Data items
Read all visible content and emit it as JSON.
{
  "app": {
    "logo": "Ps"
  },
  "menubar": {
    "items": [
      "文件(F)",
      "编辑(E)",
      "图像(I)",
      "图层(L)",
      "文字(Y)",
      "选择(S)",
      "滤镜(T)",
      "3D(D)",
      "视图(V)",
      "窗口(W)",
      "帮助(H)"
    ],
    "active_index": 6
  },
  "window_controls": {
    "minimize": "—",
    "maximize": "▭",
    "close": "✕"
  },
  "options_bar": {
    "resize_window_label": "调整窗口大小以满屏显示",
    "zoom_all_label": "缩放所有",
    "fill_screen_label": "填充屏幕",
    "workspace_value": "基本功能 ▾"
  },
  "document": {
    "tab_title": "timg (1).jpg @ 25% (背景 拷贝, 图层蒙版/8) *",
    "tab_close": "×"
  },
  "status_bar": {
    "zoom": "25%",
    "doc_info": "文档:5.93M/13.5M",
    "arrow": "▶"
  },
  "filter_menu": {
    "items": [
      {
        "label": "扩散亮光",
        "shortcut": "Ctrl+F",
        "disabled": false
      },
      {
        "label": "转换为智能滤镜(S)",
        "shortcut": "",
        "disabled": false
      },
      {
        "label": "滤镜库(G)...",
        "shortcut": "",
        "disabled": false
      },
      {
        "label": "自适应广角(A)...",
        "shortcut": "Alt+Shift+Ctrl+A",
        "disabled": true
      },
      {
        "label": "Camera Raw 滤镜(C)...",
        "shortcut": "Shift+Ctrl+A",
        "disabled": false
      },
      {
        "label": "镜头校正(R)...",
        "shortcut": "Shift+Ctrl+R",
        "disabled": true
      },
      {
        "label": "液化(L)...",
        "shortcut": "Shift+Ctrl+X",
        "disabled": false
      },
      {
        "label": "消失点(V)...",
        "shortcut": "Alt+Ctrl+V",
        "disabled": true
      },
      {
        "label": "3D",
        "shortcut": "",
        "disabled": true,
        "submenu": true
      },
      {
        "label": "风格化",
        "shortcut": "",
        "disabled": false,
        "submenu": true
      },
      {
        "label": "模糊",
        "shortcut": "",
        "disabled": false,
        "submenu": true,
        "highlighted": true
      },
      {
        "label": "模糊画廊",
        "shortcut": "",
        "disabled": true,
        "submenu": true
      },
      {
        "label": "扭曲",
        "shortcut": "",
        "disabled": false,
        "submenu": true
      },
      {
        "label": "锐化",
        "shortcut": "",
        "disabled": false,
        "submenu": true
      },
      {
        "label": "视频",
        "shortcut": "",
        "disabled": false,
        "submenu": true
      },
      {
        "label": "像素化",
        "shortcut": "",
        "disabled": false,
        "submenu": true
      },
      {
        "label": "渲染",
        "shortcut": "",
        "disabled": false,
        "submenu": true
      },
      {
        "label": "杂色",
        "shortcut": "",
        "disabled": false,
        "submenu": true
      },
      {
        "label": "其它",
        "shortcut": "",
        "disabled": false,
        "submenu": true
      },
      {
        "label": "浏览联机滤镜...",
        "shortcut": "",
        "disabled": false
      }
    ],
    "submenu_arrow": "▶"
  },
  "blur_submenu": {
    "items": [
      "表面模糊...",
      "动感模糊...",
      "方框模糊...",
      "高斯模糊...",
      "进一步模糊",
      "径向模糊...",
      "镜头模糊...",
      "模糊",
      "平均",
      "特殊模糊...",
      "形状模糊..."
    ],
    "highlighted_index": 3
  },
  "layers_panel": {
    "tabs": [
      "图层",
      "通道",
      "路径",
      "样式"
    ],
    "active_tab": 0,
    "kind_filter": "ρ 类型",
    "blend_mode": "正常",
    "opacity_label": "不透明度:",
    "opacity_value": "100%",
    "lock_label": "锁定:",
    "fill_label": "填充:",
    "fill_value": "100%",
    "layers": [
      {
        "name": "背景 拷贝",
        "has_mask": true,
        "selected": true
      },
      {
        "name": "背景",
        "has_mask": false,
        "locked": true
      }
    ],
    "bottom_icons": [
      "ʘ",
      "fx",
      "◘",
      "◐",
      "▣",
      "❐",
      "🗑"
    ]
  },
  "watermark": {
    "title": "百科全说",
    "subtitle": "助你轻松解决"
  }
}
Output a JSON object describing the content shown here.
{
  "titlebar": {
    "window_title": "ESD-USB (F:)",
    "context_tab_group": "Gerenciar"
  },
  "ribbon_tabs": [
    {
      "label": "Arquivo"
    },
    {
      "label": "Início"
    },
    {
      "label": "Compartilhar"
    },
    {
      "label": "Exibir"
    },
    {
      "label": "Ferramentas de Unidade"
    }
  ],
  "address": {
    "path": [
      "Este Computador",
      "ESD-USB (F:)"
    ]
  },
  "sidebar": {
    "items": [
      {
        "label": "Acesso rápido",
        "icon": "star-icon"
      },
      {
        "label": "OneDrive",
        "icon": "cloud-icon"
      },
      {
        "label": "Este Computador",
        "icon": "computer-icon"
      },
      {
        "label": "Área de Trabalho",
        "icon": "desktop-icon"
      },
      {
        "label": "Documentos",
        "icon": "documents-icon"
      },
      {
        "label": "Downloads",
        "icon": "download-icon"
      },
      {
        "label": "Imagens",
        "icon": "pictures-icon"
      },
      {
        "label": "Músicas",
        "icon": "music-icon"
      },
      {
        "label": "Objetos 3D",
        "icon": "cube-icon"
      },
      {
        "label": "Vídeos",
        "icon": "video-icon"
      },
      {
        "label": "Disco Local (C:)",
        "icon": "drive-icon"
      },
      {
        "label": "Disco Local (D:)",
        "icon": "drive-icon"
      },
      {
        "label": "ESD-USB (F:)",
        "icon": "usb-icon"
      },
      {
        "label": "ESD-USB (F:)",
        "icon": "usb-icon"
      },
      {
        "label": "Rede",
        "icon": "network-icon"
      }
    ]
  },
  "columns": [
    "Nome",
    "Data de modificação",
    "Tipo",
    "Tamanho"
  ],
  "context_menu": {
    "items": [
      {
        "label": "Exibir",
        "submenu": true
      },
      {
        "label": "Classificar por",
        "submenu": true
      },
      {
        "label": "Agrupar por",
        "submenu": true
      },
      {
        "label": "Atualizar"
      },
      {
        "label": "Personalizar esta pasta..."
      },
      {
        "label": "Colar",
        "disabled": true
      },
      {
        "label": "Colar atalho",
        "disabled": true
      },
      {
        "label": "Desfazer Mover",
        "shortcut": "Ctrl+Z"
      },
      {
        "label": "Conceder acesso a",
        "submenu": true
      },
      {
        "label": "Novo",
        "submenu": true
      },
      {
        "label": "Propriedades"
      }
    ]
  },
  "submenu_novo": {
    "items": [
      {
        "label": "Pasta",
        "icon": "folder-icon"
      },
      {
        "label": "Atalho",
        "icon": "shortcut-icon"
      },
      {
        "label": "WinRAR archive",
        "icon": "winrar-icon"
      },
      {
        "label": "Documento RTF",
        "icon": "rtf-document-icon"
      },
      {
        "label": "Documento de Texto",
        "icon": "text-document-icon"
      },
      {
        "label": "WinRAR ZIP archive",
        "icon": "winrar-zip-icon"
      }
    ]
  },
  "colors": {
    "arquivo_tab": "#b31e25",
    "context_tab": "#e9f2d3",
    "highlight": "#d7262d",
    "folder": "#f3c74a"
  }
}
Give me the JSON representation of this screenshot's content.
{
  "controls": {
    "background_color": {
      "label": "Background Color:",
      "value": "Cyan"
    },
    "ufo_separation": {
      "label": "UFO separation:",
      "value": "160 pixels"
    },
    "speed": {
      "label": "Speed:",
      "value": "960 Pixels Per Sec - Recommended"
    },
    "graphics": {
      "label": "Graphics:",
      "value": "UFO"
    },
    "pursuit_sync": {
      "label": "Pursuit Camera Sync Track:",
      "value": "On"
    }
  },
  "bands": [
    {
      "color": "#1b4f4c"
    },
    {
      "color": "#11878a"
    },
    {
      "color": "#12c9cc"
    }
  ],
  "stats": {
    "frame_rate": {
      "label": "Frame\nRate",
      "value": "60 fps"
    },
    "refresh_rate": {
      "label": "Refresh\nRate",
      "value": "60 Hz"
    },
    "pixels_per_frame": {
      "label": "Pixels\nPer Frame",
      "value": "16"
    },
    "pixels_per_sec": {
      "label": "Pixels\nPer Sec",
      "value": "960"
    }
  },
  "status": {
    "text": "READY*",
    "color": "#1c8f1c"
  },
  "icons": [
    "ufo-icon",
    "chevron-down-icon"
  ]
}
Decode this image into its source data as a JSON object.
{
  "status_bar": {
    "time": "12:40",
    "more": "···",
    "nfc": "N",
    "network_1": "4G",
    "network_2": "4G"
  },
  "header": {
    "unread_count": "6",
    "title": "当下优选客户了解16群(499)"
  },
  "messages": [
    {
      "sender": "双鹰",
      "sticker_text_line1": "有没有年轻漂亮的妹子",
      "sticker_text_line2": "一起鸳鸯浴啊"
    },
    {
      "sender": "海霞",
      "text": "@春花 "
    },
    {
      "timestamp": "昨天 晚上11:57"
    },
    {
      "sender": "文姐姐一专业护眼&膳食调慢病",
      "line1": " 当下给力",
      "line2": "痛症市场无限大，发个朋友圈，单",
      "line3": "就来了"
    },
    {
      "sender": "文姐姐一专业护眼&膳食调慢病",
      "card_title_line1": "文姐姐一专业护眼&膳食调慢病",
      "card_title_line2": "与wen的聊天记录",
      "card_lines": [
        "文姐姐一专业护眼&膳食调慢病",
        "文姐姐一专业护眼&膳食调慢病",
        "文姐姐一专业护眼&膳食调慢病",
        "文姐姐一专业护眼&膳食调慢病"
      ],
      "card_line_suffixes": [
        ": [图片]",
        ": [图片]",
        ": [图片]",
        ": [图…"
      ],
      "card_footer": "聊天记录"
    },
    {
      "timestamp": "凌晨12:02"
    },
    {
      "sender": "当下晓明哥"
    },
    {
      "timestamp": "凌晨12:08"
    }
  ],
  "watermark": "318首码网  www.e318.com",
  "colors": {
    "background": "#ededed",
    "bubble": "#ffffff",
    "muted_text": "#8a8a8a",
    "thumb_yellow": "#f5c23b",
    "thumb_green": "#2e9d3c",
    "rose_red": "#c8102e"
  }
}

→ **Required task**
In the records above, find each line with the word "content" and copy it.

→ **Final result**
Read all visible content and emit it as JSON.
Output a JSON object describing the content shown here.
Give me the JSON representation of this screenshot's content.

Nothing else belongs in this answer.